> Short exercise:
Report how many lines below contain the word "screenshot", and give only that number.

> Provided records:
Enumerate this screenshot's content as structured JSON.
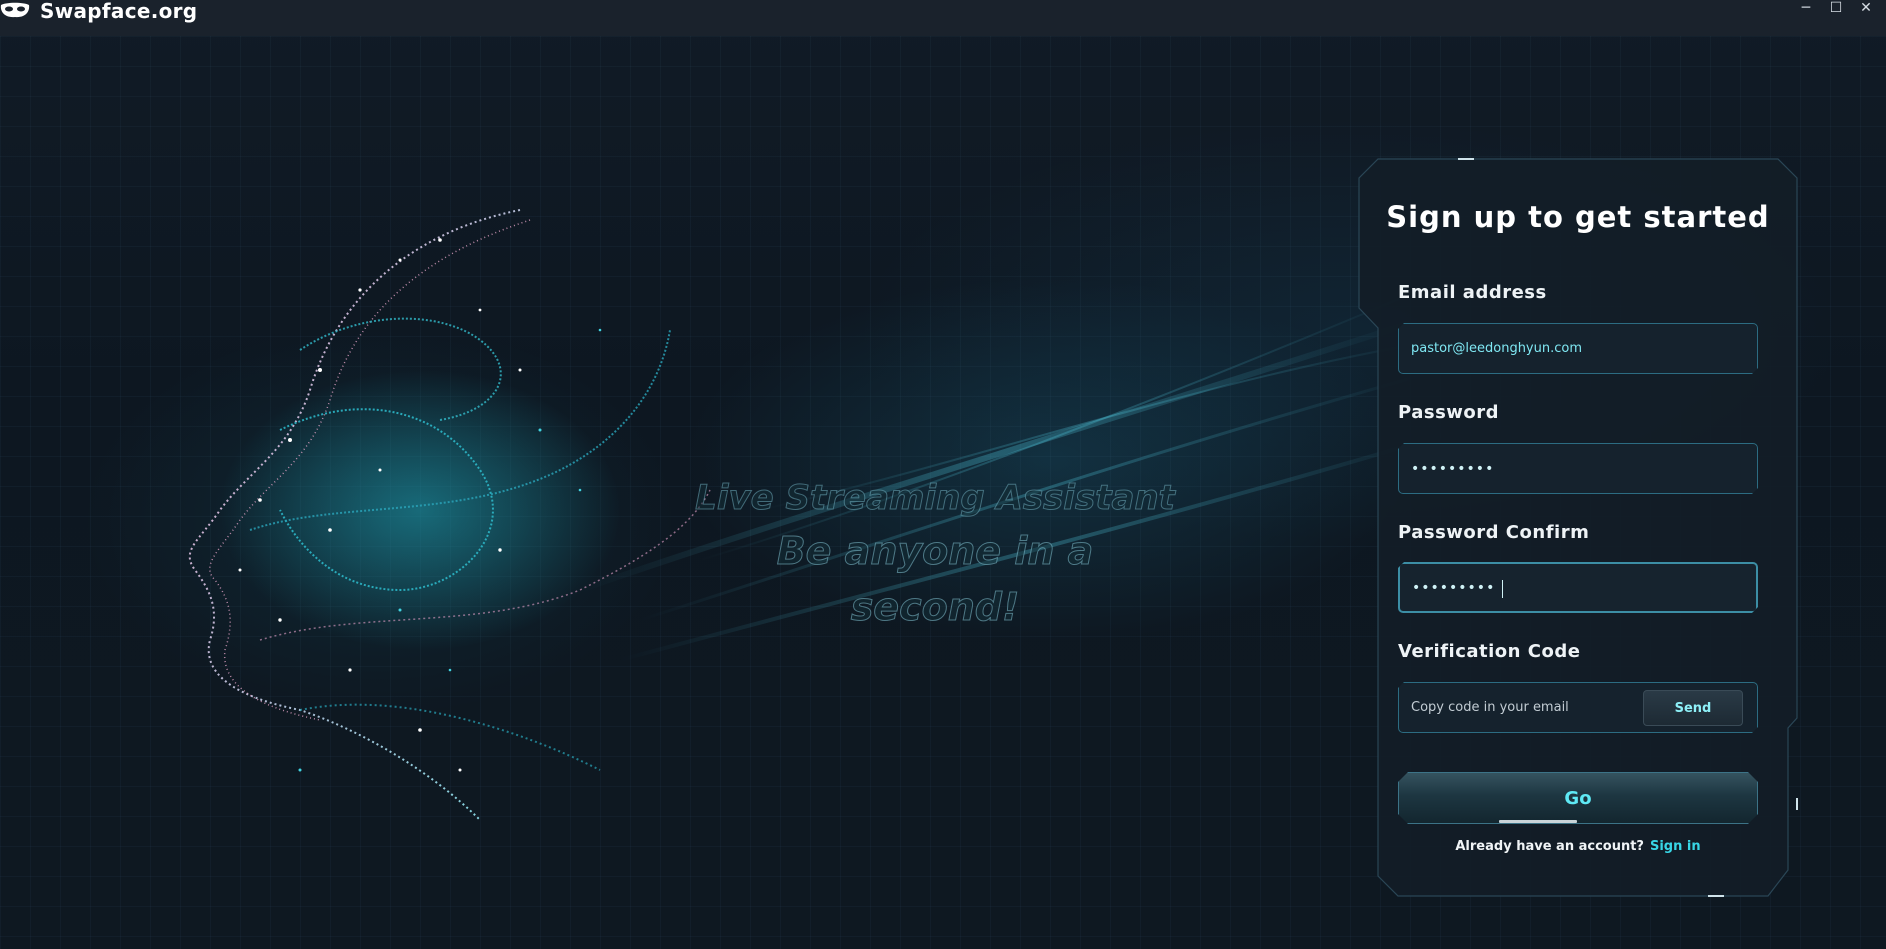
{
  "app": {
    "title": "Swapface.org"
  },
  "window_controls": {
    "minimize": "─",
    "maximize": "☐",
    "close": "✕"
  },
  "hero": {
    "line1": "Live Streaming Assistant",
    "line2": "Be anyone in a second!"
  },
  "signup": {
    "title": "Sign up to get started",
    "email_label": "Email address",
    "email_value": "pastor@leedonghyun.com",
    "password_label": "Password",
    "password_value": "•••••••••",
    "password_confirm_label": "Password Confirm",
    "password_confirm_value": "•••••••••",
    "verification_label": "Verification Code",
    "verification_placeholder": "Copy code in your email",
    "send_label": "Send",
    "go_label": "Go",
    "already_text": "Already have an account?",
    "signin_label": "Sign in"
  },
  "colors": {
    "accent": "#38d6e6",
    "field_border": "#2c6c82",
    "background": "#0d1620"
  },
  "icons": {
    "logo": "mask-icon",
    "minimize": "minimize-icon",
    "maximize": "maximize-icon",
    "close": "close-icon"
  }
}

--

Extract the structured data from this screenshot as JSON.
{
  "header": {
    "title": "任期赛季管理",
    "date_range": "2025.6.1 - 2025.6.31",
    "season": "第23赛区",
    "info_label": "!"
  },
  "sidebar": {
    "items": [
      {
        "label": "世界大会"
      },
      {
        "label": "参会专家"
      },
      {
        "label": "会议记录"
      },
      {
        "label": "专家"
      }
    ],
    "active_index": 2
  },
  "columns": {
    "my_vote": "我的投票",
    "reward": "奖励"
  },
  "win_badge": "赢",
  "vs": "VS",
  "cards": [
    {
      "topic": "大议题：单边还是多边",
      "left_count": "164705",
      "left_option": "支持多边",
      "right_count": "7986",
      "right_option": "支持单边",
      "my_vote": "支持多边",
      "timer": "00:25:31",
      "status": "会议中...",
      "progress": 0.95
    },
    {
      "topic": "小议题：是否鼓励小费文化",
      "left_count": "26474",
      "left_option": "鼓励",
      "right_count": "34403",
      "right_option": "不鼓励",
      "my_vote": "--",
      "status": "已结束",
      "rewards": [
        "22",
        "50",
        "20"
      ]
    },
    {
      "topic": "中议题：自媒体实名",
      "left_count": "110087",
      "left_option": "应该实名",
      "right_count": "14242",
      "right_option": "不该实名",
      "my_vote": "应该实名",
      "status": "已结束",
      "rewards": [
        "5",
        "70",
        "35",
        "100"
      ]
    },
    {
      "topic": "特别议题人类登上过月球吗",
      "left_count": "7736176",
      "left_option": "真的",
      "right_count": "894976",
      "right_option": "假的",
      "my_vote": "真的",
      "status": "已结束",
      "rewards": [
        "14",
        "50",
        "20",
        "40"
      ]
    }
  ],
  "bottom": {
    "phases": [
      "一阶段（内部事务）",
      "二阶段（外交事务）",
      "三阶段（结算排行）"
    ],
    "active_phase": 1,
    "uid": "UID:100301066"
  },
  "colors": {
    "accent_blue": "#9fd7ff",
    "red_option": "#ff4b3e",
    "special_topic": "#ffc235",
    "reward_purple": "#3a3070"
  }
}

> Final answer:
2